What is asked:
Copy each line of the entries beneath that contains the word "إجراء".

Input material:
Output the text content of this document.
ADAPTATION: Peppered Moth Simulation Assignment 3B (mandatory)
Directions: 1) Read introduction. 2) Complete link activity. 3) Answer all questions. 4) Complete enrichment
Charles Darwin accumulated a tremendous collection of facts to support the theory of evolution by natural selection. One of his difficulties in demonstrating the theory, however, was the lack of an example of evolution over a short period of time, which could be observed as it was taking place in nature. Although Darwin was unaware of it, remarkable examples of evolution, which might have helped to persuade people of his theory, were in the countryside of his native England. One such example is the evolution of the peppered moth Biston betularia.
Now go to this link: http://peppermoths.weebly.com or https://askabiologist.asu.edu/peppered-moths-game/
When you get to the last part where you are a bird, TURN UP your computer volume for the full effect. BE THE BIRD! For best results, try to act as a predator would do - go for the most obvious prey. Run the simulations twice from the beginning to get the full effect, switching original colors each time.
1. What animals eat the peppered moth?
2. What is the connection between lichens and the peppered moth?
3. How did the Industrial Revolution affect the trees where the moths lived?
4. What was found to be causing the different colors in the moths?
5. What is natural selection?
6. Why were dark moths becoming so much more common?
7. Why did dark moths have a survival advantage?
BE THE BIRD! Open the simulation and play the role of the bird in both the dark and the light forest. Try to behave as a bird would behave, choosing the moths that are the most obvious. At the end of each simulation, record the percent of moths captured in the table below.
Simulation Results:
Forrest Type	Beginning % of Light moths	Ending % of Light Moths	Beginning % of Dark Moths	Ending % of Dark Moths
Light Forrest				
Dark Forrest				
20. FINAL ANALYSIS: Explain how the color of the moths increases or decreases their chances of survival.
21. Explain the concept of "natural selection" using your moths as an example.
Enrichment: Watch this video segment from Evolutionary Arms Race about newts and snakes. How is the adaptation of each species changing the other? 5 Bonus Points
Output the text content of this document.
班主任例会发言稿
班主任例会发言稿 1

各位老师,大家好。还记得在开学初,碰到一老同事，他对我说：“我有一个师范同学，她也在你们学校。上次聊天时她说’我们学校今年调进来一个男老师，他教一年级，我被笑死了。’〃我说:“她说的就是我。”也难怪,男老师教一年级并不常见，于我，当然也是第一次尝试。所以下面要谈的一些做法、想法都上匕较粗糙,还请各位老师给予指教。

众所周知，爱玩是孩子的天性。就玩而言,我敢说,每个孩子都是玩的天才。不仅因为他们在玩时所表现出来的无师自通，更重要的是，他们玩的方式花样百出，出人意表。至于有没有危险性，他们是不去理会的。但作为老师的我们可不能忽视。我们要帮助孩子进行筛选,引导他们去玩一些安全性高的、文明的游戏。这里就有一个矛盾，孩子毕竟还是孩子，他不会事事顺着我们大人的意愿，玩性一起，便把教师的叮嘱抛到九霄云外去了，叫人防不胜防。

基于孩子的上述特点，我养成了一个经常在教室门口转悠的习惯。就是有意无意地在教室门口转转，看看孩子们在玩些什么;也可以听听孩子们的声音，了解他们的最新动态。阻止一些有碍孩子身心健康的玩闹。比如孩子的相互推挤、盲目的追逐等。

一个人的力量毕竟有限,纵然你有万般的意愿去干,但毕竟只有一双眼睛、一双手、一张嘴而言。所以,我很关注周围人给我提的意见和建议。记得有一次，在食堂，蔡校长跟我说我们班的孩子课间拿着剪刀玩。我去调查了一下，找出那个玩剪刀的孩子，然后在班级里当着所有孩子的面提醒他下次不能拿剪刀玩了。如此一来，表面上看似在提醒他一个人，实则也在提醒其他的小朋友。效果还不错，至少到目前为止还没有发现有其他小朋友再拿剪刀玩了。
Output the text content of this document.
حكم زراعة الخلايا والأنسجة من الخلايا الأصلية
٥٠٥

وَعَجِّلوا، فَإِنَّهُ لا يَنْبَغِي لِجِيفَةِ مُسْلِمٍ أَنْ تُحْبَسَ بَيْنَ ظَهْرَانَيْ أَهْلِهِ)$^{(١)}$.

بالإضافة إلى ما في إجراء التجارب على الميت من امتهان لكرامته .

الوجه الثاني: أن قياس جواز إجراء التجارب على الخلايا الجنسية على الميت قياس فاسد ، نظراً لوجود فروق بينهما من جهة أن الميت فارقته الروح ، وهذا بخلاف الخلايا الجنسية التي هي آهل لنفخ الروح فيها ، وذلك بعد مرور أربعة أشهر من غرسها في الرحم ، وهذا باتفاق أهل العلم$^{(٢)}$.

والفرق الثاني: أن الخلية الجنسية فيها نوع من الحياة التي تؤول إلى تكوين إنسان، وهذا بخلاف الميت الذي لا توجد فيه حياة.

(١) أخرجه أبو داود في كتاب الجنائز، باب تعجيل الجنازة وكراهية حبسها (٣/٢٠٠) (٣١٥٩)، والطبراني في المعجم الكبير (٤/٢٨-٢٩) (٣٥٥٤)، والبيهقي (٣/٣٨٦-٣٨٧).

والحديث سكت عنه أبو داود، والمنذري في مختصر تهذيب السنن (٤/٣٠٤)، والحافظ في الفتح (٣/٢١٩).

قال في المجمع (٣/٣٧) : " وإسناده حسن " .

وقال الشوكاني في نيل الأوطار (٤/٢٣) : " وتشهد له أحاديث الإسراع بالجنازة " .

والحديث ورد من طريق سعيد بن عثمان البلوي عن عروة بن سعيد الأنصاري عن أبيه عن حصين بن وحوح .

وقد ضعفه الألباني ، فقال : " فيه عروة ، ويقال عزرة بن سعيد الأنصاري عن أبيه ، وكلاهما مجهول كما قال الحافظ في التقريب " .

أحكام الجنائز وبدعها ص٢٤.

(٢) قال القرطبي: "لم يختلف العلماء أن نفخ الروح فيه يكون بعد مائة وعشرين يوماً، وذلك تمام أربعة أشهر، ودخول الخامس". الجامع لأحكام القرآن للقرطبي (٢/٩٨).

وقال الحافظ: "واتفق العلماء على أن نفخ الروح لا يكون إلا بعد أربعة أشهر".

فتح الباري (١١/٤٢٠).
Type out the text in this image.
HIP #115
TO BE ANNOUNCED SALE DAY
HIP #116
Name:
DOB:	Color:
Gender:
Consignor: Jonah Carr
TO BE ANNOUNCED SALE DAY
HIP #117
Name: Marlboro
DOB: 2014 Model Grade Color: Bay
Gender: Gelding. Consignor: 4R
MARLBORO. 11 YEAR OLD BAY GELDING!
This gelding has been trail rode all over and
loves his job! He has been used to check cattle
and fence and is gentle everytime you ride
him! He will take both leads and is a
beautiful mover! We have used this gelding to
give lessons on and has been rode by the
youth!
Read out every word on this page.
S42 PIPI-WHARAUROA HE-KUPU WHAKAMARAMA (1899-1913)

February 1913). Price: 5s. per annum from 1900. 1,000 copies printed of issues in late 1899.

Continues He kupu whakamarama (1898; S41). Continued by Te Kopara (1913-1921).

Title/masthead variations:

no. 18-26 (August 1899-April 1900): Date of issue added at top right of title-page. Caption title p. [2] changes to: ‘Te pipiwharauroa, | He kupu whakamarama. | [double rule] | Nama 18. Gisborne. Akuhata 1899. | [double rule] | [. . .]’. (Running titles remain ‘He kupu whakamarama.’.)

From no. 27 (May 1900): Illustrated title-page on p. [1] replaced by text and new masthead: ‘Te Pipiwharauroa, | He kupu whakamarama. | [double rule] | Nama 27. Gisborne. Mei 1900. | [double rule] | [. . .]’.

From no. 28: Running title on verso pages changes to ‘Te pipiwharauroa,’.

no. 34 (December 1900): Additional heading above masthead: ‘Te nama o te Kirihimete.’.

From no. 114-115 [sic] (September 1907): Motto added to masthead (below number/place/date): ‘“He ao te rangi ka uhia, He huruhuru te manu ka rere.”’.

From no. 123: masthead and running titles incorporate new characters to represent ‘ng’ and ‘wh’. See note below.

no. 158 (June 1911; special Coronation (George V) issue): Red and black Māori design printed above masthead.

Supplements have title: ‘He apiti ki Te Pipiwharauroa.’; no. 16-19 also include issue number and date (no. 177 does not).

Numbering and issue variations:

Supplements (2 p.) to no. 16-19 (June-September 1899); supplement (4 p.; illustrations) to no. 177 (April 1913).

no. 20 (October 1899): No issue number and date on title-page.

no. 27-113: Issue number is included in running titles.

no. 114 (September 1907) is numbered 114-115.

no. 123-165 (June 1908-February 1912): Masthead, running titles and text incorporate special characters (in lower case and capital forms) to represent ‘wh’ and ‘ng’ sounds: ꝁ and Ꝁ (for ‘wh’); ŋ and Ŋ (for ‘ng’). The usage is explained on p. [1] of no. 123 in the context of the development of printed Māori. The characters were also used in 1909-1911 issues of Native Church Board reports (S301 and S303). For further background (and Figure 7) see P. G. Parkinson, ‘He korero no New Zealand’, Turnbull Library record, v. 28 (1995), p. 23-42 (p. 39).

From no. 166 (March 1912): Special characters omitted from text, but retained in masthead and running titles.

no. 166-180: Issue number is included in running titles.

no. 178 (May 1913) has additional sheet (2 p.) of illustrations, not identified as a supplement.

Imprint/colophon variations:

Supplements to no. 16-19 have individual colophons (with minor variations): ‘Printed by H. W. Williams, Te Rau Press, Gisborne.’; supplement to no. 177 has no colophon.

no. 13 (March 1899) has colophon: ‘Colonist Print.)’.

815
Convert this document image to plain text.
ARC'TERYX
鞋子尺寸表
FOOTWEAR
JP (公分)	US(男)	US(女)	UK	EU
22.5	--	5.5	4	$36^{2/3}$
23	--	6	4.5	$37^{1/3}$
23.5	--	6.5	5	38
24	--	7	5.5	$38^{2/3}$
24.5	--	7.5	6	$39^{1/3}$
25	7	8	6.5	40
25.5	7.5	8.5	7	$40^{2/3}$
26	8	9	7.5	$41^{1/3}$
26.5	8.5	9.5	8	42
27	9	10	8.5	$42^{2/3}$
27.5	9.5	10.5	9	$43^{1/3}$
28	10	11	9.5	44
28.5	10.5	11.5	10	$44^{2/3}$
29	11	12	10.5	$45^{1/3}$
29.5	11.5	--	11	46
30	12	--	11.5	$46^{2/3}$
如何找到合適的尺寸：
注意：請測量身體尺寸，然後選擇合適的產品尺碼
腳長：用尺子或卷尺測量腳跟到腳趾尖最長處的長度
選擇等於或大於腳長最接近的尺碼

Output for this task:
بالإضافة إلى ما في إجراء التجارب على الميت من امتهان لكرامته .
الوجه الثاني: أن قياس جواز إجراء التجارب على الخلايا الجنسية على الميت قياس فاسد ، نظراً لوجود فروق بينهما من جهة أن الميت فارقته الروح ، وهذا بخلاف الخلايا الجنسية التي هي آهل لنفخ الروح فيها ، وذلك بعد مرور أربعة أشهر من غرسها في الرحم ، وهذا باتفاق أهل العلم$^{(٢)}$.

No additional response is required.